EXERCISE DIRECTIONS:
Every record here needs to be written out again exactly.

-*-

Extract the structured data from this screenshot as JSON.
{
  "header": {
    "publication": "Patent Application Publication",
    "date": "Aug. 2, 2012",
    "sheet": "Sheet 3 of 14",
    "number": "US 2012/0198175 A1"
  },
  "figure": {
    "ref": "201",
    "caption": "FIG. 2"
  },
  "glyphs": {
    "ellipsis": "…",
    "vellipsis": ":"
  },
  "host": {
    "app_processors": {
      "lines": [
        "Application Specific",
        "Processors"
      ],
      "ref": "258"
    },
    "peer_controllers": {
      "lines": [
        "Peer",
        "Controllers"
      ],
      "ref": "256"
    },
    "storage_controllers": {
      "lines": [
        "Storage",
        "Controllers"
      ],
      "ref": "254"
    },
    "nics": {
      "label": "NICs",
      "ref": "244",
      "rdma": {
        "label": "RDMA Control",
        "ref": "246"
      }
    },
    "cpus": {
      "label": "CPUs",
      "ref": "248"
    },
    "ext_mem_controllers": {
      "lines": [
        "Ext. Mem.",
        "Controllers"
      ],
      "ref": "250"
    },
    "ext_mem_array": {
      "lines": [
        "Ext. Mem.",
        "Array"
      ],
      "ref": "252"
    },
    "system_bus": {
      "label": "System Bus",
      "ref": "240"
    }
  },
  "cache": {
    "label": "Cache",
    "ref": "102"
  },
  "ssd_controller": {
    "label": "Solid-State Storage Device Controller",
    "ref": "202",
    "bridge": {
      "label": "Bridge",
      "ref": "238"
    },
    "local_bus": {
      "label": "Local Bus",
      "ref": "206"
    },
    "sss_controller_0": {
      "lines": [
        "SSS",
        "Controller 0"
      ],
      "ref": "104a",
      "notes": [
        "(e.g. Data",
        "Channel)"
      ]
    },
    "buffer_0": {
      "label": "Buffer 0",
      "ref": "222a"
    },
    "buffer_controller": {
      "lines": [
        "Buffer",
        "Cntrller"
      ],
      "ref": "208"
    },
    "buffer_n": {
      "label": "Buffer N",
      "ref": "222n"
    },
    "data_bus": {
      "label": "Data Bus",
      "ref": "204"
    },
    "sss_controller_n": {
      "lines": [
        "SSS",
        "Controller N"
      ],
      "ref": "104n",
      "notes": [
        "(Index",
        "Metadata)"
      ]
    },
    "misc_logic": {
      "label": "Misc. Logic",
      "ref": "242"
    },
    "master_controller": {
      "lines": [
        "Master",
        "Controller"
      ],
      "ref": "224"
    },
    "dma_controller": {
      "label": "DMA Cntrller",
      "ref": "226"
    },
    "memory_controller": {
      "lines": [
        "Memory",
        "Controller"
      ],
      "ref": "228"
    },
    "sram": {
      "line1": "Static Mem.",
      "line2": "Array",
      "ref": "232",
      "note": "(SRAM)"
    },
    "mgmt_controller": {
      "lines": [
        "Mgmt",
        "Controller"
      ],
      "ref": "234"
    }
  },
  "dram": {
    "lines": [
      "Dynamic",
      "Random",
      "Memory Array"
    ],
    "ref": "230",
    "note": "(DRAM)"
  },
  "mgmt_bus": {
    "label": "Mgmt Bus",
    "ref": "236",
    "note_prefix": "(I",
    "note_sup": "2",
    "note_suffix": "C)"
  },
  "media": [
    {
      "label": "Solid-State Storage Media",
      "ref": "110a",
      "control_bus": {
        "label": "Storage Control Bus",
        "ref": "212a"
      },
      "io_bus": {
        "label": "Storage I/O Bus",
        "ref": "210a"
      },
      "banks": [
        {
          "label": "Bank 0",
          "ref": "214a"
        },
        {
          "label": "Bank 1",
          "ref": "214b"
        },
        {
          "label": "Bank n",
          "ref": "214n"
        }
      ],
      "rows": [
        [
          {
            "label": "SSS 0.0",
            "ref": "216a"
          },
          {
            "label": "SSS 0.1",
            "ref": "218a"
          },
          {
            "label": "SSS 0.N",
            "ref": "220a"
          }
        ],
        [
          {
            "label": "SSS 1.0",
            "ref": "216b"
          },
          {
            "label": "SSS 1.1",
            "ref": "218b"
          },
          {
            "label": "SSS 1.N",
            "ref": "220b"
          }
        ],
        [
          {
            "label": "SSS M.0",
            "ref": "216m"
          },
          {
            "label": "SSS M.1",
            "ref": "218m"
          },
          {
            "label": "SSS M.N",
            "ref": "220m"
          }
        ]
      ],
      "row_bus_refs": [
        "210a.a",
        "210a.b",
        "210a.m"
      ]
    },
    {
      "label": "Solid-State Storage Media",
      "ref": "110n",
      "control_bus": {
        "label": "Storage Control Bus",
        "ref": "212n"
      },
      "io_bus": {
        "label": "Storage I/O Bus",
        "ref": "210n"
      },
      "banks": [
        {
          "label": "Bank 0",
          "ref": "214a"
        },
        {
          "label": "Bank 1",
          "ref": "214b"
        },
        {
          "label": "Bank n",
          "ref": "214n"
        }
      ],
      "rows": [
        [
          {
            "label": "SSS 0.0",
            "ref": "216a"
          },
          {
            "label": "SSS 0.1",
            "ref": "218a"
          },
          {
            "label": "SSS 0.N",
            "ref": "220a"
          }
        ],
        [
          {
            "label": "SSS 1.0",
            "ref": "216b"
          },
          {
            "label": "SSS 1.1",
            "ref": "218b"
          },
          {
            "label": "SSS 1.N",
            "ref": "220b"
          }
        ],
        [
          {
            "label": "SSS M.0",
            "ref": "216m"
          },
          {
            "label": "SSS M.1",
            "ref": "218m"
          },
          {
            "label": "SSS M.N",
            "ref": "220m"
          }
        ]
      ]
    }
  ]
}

-*-

SOLUTION FOR THIS EXERCISE:
Extract the structured data from this screenshot as JSON.
{
  "header": {
    "publication": "Patent Application Publication",
    "date": "Aug. 2, 2012",
    "sheet": "Sheet 3 of 14",
    "number": "US 2012/0198175 A1"
  },
  "figure": {
    "ref": "201",
    "caption": "FIG. 2"
  },
  "glyphs": {
    "ellipsis": "…",
    "vellipsis": ":"
  },
  "host": {
    "app_processors": {
      "lines": [
        "Application Specific",
        "Processors"
      ],
      "ref": "258"
    },
    "peer_controllers": {
      "lines": [
        "Peer",
        "Controllers"
      ],
      "ref": "256"
    },
    "storage_controllers": {
      "lines": [
        "Storage",
        "Controllers"
      ],
      "ref": "254"
    },
    "nics": {
      "label": "NICs",
      "ref": "244",
      "rdma": {
        "label": "RDMA Control",
        "ref": "246"
      }
    },
    "cpus": {
      "label": "CPUs",
      "ref": "248"
    },
    "ext_mem_controllers": {
      "lines": [
        "Ext. Mem.",
        "Controllers"
      ],
      "ref": "250"
    },
    "ext_mem_array": {
      "lines": [
        "Ext. Mem.",
        "Array"
      ],
      "ref": "252"
    },
    "system_bus": {
      "label": "System Bus",
      "ref": "240"
    }
  },
  "cache": {
    "label": "Cache",
    "ref": "102"
  },
  "ssd_controller": {
    "label": "Solid-State Storage Device Controller",
    "ref": "202",
    "bridge": {
      "label": "Bridge",
      "ref": "238"
    },
    "local_bus": {
      "label": "Local Bus",
      "ref": "206"
    },
    "sss_controller_0": {
      "lines": [
        "SSS",
        "Controller 0"
      ],
      "ref": "104a",
      "notes": [
        "(e.g. Data",
        "Channel)"
      ]
    },
    "buffer_0": {
      "label": "Buffer 0",
      "ref": "222a"
    },
    "buffer_controller": {
      "lines": [
        "Buffer",
        "Cntrller"
      ],
      "ref": "208"
    },
    "buffer_n": {
      "label": "Buffer N",
      "ref": "222n"
    },
    "data_bus": {
      "label": "Data Bus",
      "ref": "204"
    },
    "sss_controller_n": {
      "lines": [
        "SSS",
        "Controller N"
      ],
      "ref": "104n",
      "notes": [
        "(Index",
        "Metadata)"
      ]
    },
    "misc_logic": {
      "label": "Misc. Logic",
      "ref": "242"
    },
    "master_controller": {
      "lines": [
        "Master",
        "Controller"
      ],
      "ref": "224"
    },
    "dma_controller": {
      "label": "DMA Cntrller",
      "ref": "226"
    },
    "memory_controller": {
      "lines": [
        "Memory",
        "Controller"
      ],
      "ref": "228"
    },
    "sram": {
      "line1": "Static Mem.",
      "line2": "Array",
      "ref": "232",
      "note": "(SRAM)"
    },
    "mgmt_controller": {
      "lines": [
        "Mgmt",
        "Controller"
      ],
      "ref": "234"
    }
  },
  "dram": {
    "lines": [
      "Dynamic",
      "Random",
      "Memory Array"
    ],
    "ref": "230",
    "note": "(DRAM)"
  },
  "mgmt_bus": {
    "label": "Mgmt Bus",
    "ref": "236",
    "note_prefix": "(I",
    "note_sup": "2",
    "note_suffix": "C)"
  },
  "media": [
    {
      "label": "Solid-State Storage Media",
      "ref": "110a",
      "control_bus": {
        "label": "Storage Control Bus",
        "ref": "212a"
      },
      "io_bus": {
        "label": "Storage I/O Bus",
        "ref": "210a"
      },
      "banks": [
        {
          "label": "Bank 0",
          "ref": "214a"
        },
        {
          "label": "Bank 1",
          "ref": "214b"
        },
        {
          "label": "Bank n",
          "ref": "214n"
        }
      ],
      "rows": [
        [
          {
            "label": "SSS 0.0",
            "ref": "216a"
          },
          {
            "label": "SSS 0.1",
            "ref": "218a"
          },
          {
            "label": "SSS 0.N",
            "ref": "220a"
          }
        ],
        [
          {
            "label": "SSS 1.0",
            "ref": "216b"
          },
          {
            "label": "SSS 1.1",
            "ref": "218b"
          },
          {
            "label": "SSS 1.N",
            "ref": "220b"
          }
        ],
        [
          {
            "label": "SSS M.0",
            "ref": "216m"
          },
          {
            "label": "SSS M.1",
            "ref": "218m"
          },
          {
            "label": "SSS M.N",
            "ref": "220m"
          }
        ]
      ],
      "row_bus_refs": [
        "210a.a",
        "210a.b",
        "210a.m"
      ]
    },
    {
      "label": "Solid-State Storage Media",
      "ref": "110n",
      "control_bus": {
        "label": "Storage Control Bus",
        "ref": "212n"
      },
      "io_bus": {
        "label": "Storage I/O Bus",
        "ref": "210n"
      },
      "banks": [
        {
          "label": "Bank 0",
          "ref": "214a"
        },
        {
          "label": "Bank 1",
          "ref": "214b"
        },
        {
          "label": "Bank n",
          "ref": "214n"
        }
      ],
      "rows": [
        [
          {
            "label": "SSS 0.0",
            "ref": "216a"
          },
          {
            "label": "SSS 0.1",
            "ref": "218a"
          },
          {
            "label": "SSS 0.N",
            "ref": "220a"
          }
        ],
        [
          {
            "label": "SSS 1.0",
            "ref": "216b"
          },
          {
            "label": "SSS 1.1",
            "ref": "218b"
          },
          {
            "label": "SSS 1.N",
            "ref": "220b"
          }
        ],
        [
          {
            "label": "SSS M.0",
            "ref": "216m"
          },
          {
            "label": "SSS M.1",
            "ref": "218m"
          },
          {
            "label": "SSS M.N",
            "ref": "220m"
          }
        ]
      ]
    }
  ]
}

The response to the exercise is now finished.